**MATERIAL FOR THE TASK**
:::
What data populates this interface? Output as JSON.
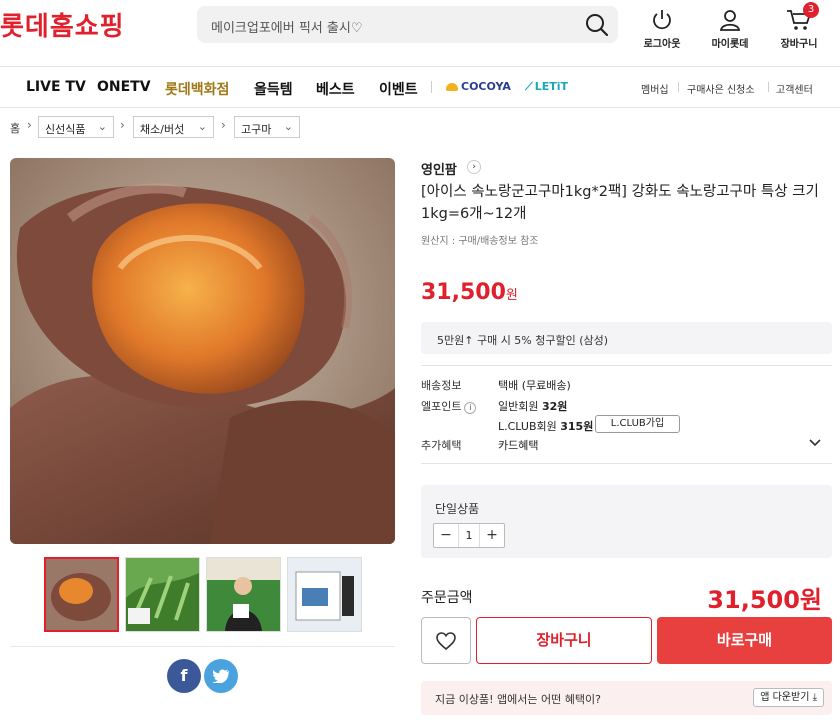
{
  "header": {
    "logo": "롯데홈쇼핑",
    "search_placeholder": "메이크업포에버 픽서 출시♡",
    "logout_label": "로그아웃",
    "mypage_label": "마이롯데",
    "cart_label": "장바구니",
    "cart_count": "3"
  },
  "nav": {
    "items": [
      "LIVE TV",
      "ONETV",
      "롯데백화점",
      "올득템",
      "베스트",
      "이벤트"
    ],
    "brands": [
      "COCOYA",
      "LETiT"
    ],
    "util": [
      "멤버십",
      "구매사은 신청소",
      "고객센터"
    ]
  },
  "breadcrumb": {
    "home": "홈",
    "levels": [
      "신선식품",
      "채소/버섯",
      "고구마"
    ]
  },
  "product": {
    "seller": "영인팜",
    "title": "[아이스 속노랑군고구마1kg*2팩] 강화도 속노랑고구마 특상 크기 1kg=6개~12개",
    "origin": "원산지 : 구매/배송정보 참조",
    "price": "31,500",
    "price_unit": "원",
    "promo": "5만원↑ 구매 시 5% 청구할인 (삼성)",
    "shipping_label": "배송정보",
    "shipping_value": "택배 (무료배송)",
    "points_label": "엘포인트",
    "points_regular_label": "일반회원",
    "points_regular_value": "32원",
    "points_lclub_label": "L.CLUB회원",
    "points_lclub_value": "315원",
    "lclub_button": "L.CLUB가입",
    "benefit_label": "추가혜택",
    "benefit_value": "카드혜택",
    "option_label": "단일상품",
    "quantity": "1",
    "order_label": "주문금액",
    "order_total": "31,500원",
    "cart_button": "장바구니",
    "buy_button": "바로구매",
    "app_text": "지금 이상품! 앱에서는 어떤 혜택이?",
    "app_button": "앱 다운받기 ⤓"
  },
  "colors": {
    "brand_red": "#e0202d",
    "buy_red": "#e8403e",
    "facebook": "#3b5998",
    "twitter": "#4aa3df"
  }
}
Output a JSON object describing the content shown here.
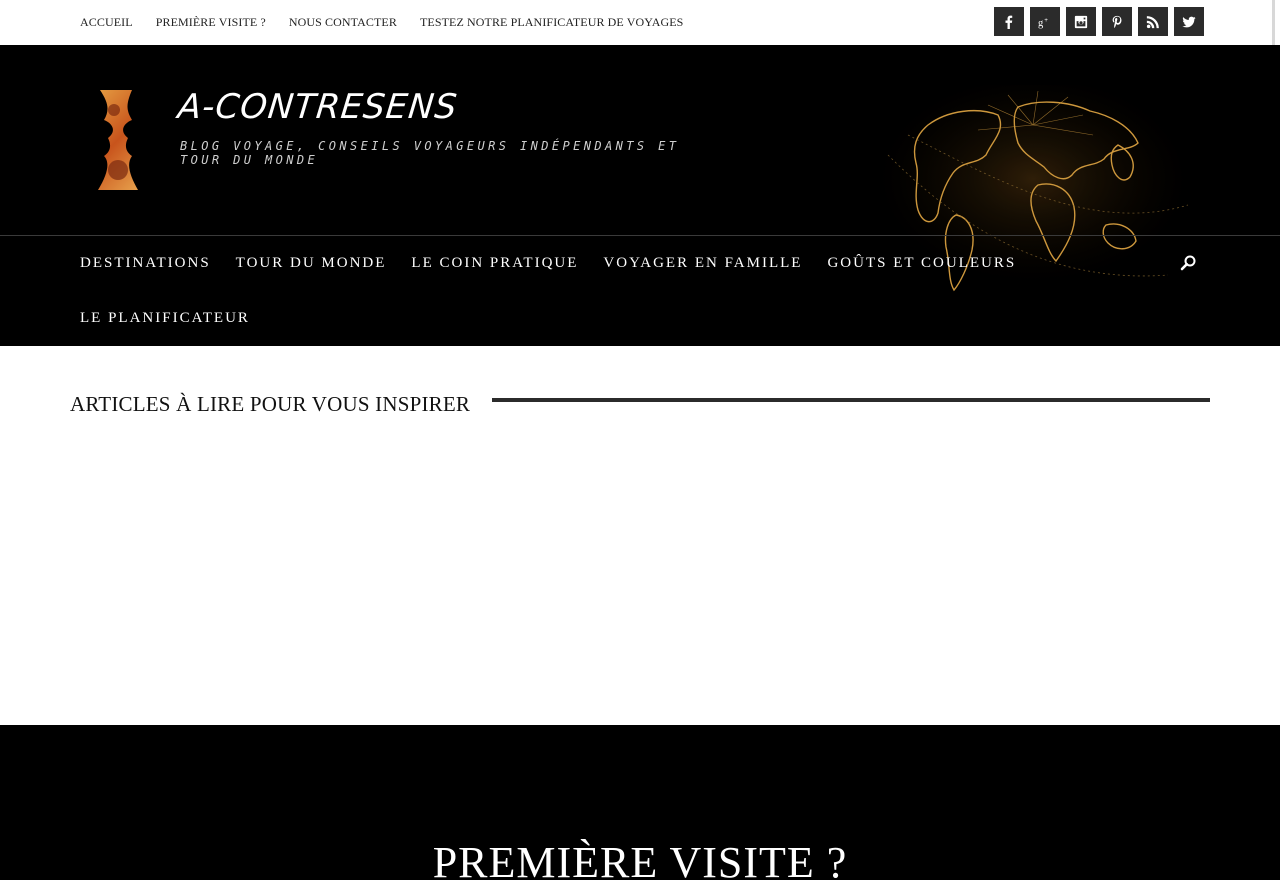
{
  "topnav": {
    "items": [
      "ACCUEIL",
      "PREMIÈRE VISITE ?",
      "NOUS CONTACTER",
      "TESTEZ NOTRE PLANIFICATEUR DE VOYAGES"
    ]
  },
  "socials": [
    {
      "name": "facebook-icon"
    },
    {
      "name": "google-plus-icon"
    },
    {
      "name": "instagram-icon"
    },
    {
      "name": "pinterest-icon"
    },
    {
      "name": "rss-icon"
    },
    {
      "name": "twitter-icon"
    }
  ],
  "header": {
    "title": "A-CONTRESENS",
    "tagline": "BLOG VOYAGE, CONSEILS VOYAGEURS INDÉPENDANTS ET TOUR DU MONDE"
  },
  "mainnav": {
    "items": [
      "DESTINATIONS",
      "TOUR DU MONDE",
      "LE COIN PRATIQUE",
      "VOYAGER EN FAMILLE",
      "GOÛTS ET COULEURS",
      "LE PLANIFICATEUR"
    ]
  },
  "section": {
    "heading": "ARTICLES À LIRE POUR VOUS INSPIRER"
  },
  "band": {
    "heading": "PREMIÈRE VISITE ?"
  },
  "colors": {
    "header_bg": "#000000",
    "social_bg": "#2b2b2b",
    "accent_gold": "#d8a040"
  }
}
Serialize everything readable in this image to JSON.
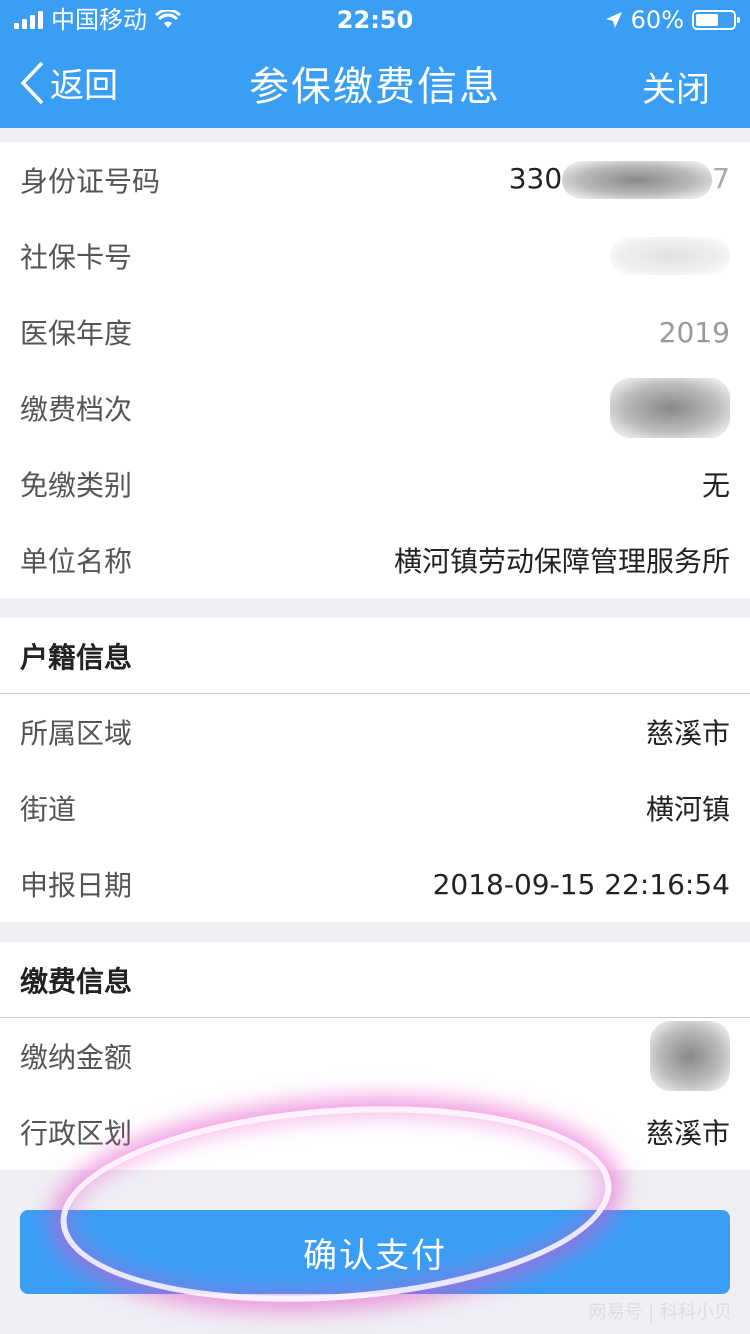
{
  "status_bar": {
    "carrier": "中国移动",
    "time": "22:50",
    "battery": "60%",
    "battery_level": 0.6
  },
  "nav": {
    "back_label": "返回",
    "title": "参保缴费信息",
    "close_label": "关闭"
  },
  "basic_info": {
    "rows": [
      {
        "label": "身份证号码",
        "value_prefix": "330",
        "value_suffix": "7"
      },
      {
        "label": "社保卡号"
      },
      {
        "label": "医保年度",
        "value": "2019"
      },
      {
        "label": "缴费档次"
      },
      {
        "label": "免缴类别",
        "value": "无"
      },
      {
        "label": "单位名称",
        "value": "横河镇劳动保障管理服务所"
      }
    ]
  },
  "household": {
    "heading": "户籍信息",
    "rows": [
      {
        "label": "所属区域",
        "value": "慈溪市"
      },
      {
        "label": "街道",
        "value": "横河镇"
      },
      {
        "label": "申报日期",
        "value": "2018-09-15 22:16:54"
      }
    ]
  },
  "payment": {
    "heading": "缴费信息",
    "rows": [
      {
        "label": "缴纳金额"
      },
      {
        "label": "行政区划",
        "value": "慈溪市"
      }
    ]
  },
  "footer": {
    "confirm_label": "确认支付"
  },
  "watermark": "网易号 | 科科小贝",
  "colors": {
    "accent": "#3a9ef5",
    "background": "#efeff4"
  }
}
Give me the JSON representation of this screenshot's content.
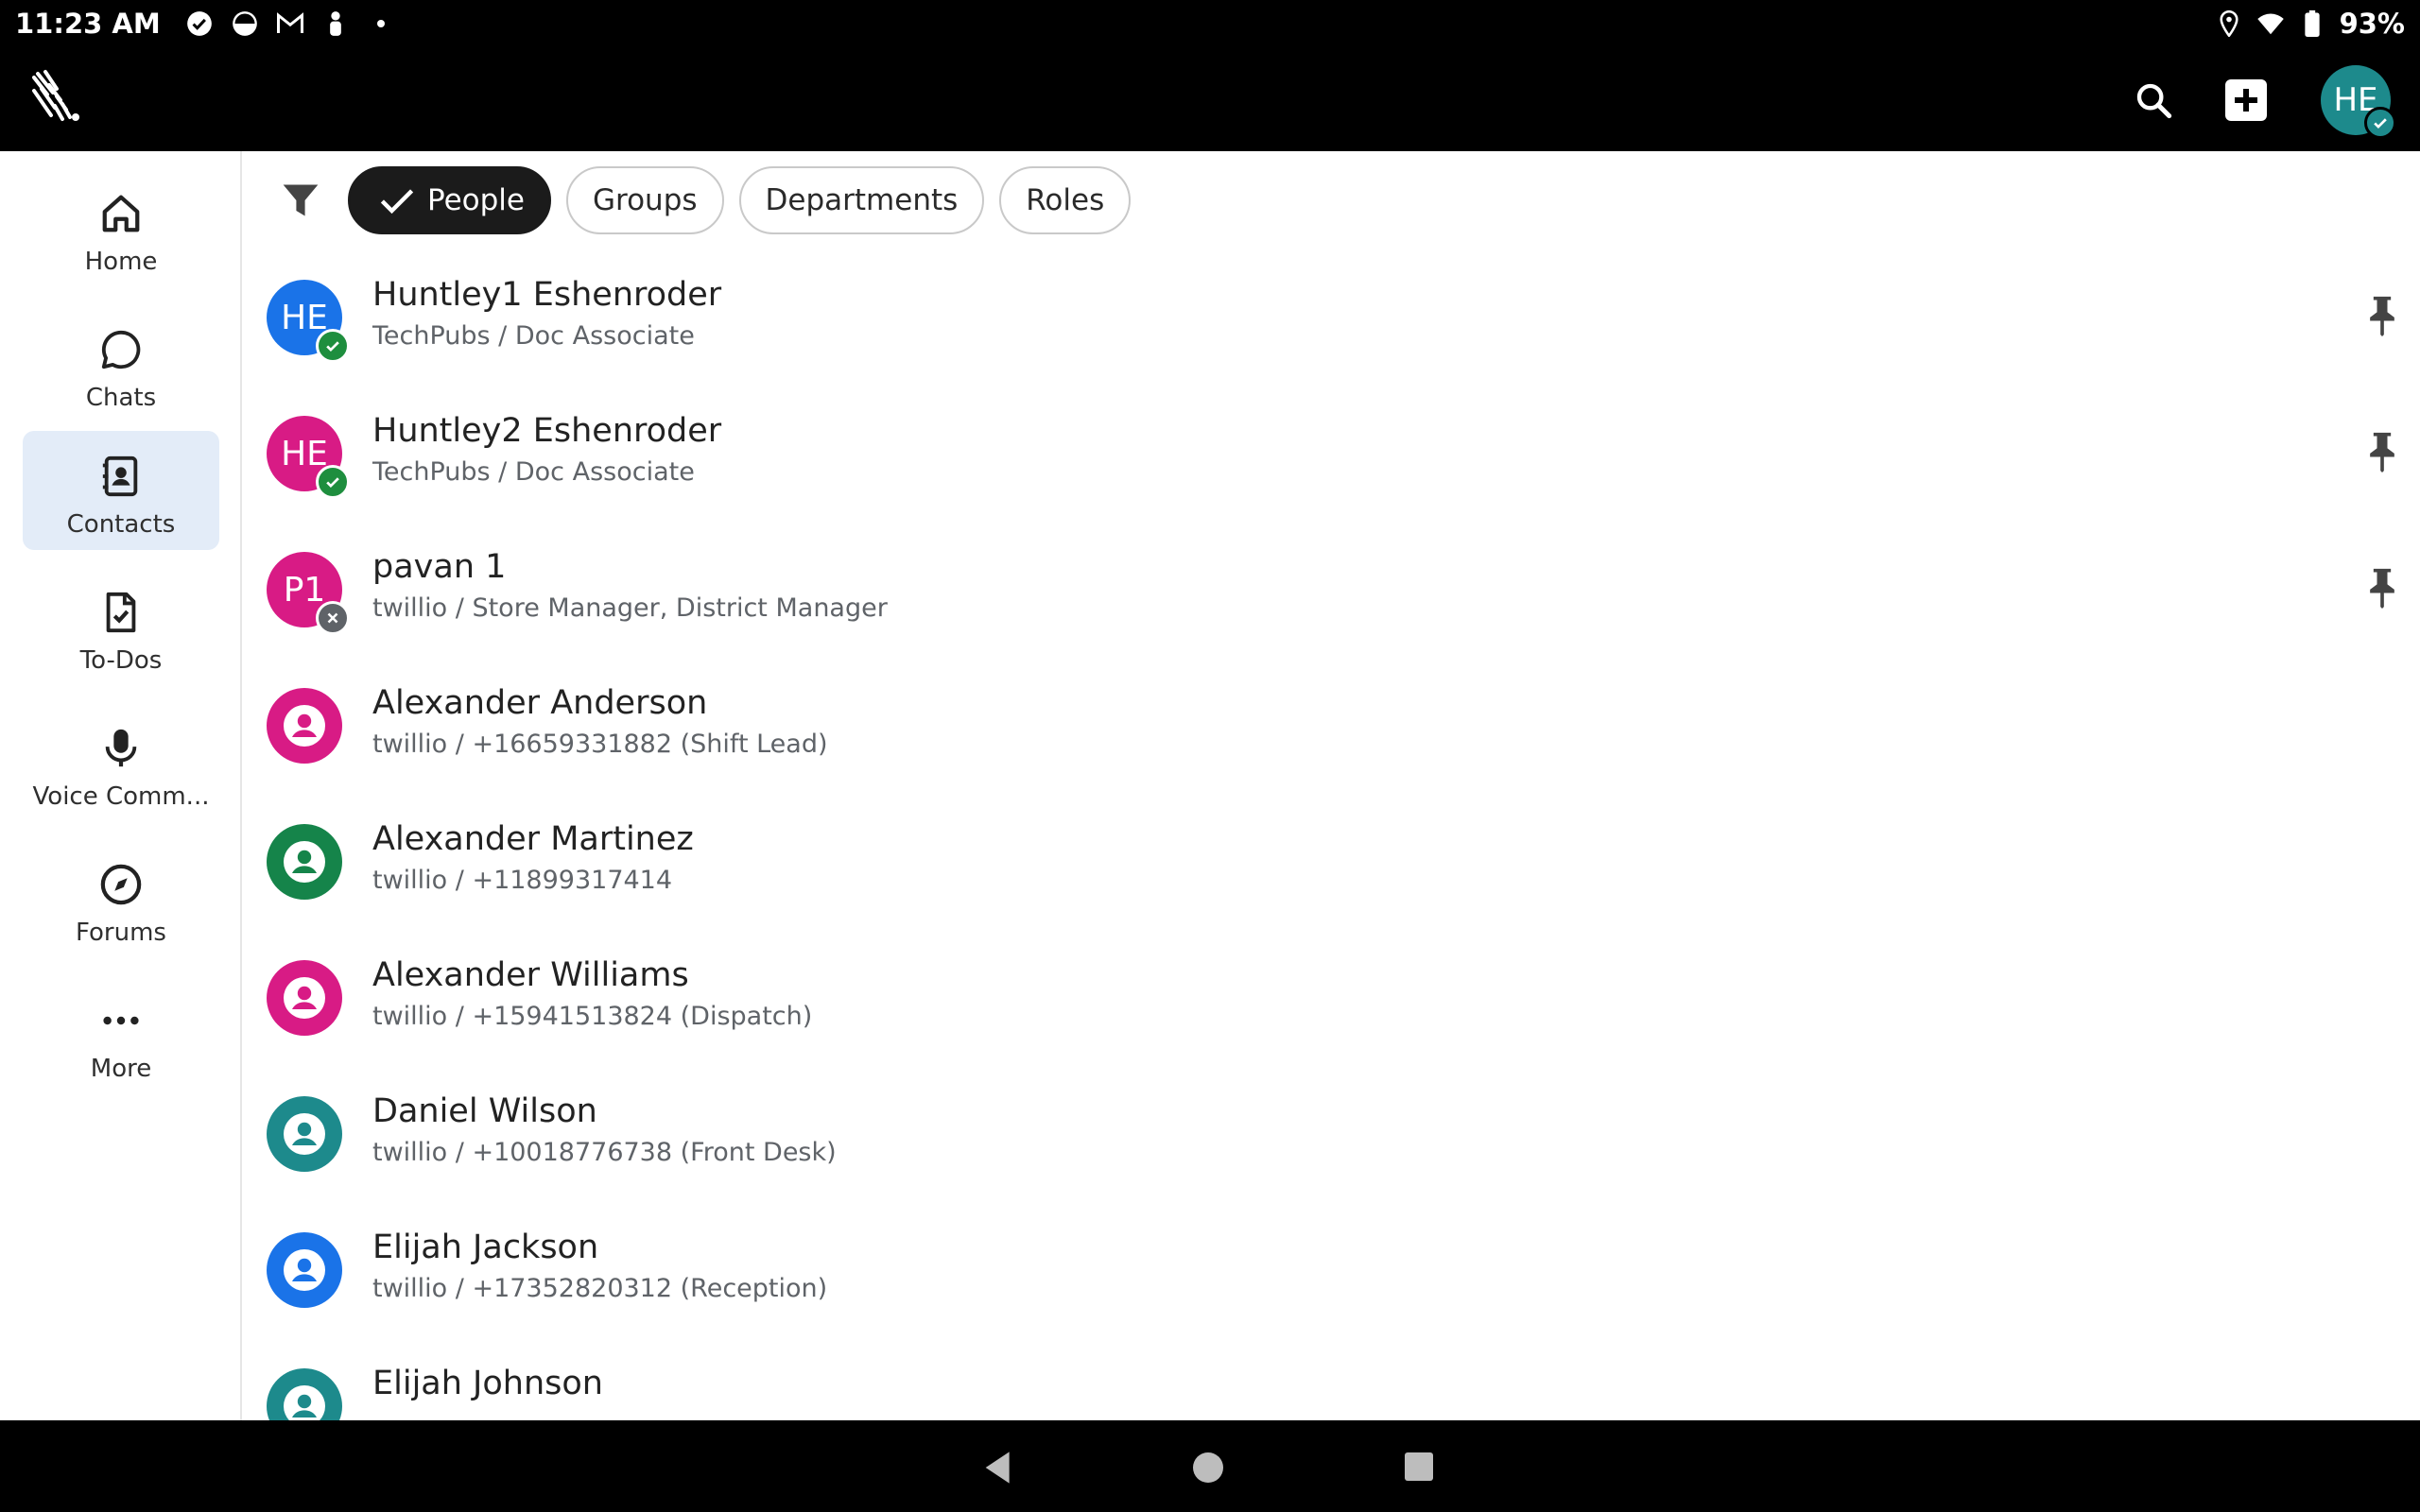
{
  "status_bar": {
    "time": "11:23 AM",
    "battery": "93%",
    "icons_left": [
      "check-circle-icon",
      "pinwheel-icon",
      "gmail-icon",
      "person-icon",
      "dot-icon"
    ],
    "icons_right": [
      "location-icon",
      "wifi-icon",
      "battery-icon"
    ]
  },
  "app_bar": {
    "avatar_initials": "HE",
    "icons": [
      "zebra-logo-icon",
      "search-icon",
      "add-icon"
    ]
  },
  "side_nav": {
    "items": [
      {
        "label": "Home",
        "icon": "home-icon"
      },
      {
        "label": "Chats",
        "icon": "chat-bubble-icon"
      },
      {
        "label": "Contacts",
        "icon": "contacts-book-icon",
        "active": true
      },
      {
        "label": "To-Dos",
        "icon": "todo-document-icon"
      },
      {
        "label": "Voice Comm...",
        "icon": "microphone-icon"
      },
      {
        "label": "Forums",
        "icon": "compass-icon"
      },
      {
        "label": "More",
        "icon": "more-dots-icon"
      }
    ]
  },
  "filters": {
    "chips": [
      {
        "label": "People",
        "selected": true
      },
      {
        "label": "Groups",
        "selected": false
      },
      {
        "label": "Departments",
        "selected": false
      },
      {
        "label": "Roles",
        "selected": false
      }
    ]
  },
  "contacts": [
    {
      "name": "Huntley1 Eshenroder",
      "subtitle": "TechPubs / Doc Associate",
      "initials": "HE",
      "color": "#1a73e8",
      "status": "online",
      "pinned": true
    },
    {
      "name": "Huntley2 Eshenroder",
      "subtitle": "TechPubs / Doc Associate",
      "initials": "HE",
      "color": "#d81b85",
      "status": "online",
      "pinned": true
    },
    {
      "name": "pavan 1",
      "subtitle": "twillio / Store Manager, District Manager",
      "initials": "P1",
      "color": "#d81b85",
      "status": "offline",
      "pinned": true
    },
    {
      "name": "Alexander Anderson",
      "subtitle": "twillio / +16659331882 (Shift Lead)",
      "initials": "",
      "color": "#d81b85",
      "status": "",
      "pinned": false
    },
    {
      "name": "Alexander Martinez",
      "subtitle": "twillio / +11899317414",
      "initials": "",
      "color": "#15844a",
      "status": "",
      "pinned": false
    },
    {
      "name": "Alexander Williams",
      "subtitle": "twillio / +15941513824 (Dispatch)",
      "initials": "",
      "color": "#d81b85",
      "status": "",
      "pinned": false
    },
    {
      "name": "Daniel Wilson",
      "subtitle": "twillio / +10018776738 (Front Desk)",
      "initials": "",
      "color": "#1d8a8c",
      "status": "",
      "pinned": false
    },
    {
      "name": "Elijah Jackson",
      "subtitle": "twillio / +17352820312 (Reception)",
      "initials": "",
      "color": "#1a73e8",
      "status": "",
      "pinned": false
    },
    {
      "name": "Elijah Johnson",
      "subtitle": "",
      "initials": "",
      "color": "#1d8a8c",
      "status": "",
      "pinned": false
    }
  ],
  "colors": {
    "online": "#1e8e3e",
    "offline": "#5f6368",
    "active_nav_bg": "#e3ecf8",
    "chip_selected_bg": "#1b1b1b"
  }
}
:::
Search the data above for the word "PREMIÈRE", then gather each line in which it appears.

**COMPLETE OUTPUT**
      "PREMIÈRE VISITE ?",
    "heading": "PREMIÈRE VISITE ?"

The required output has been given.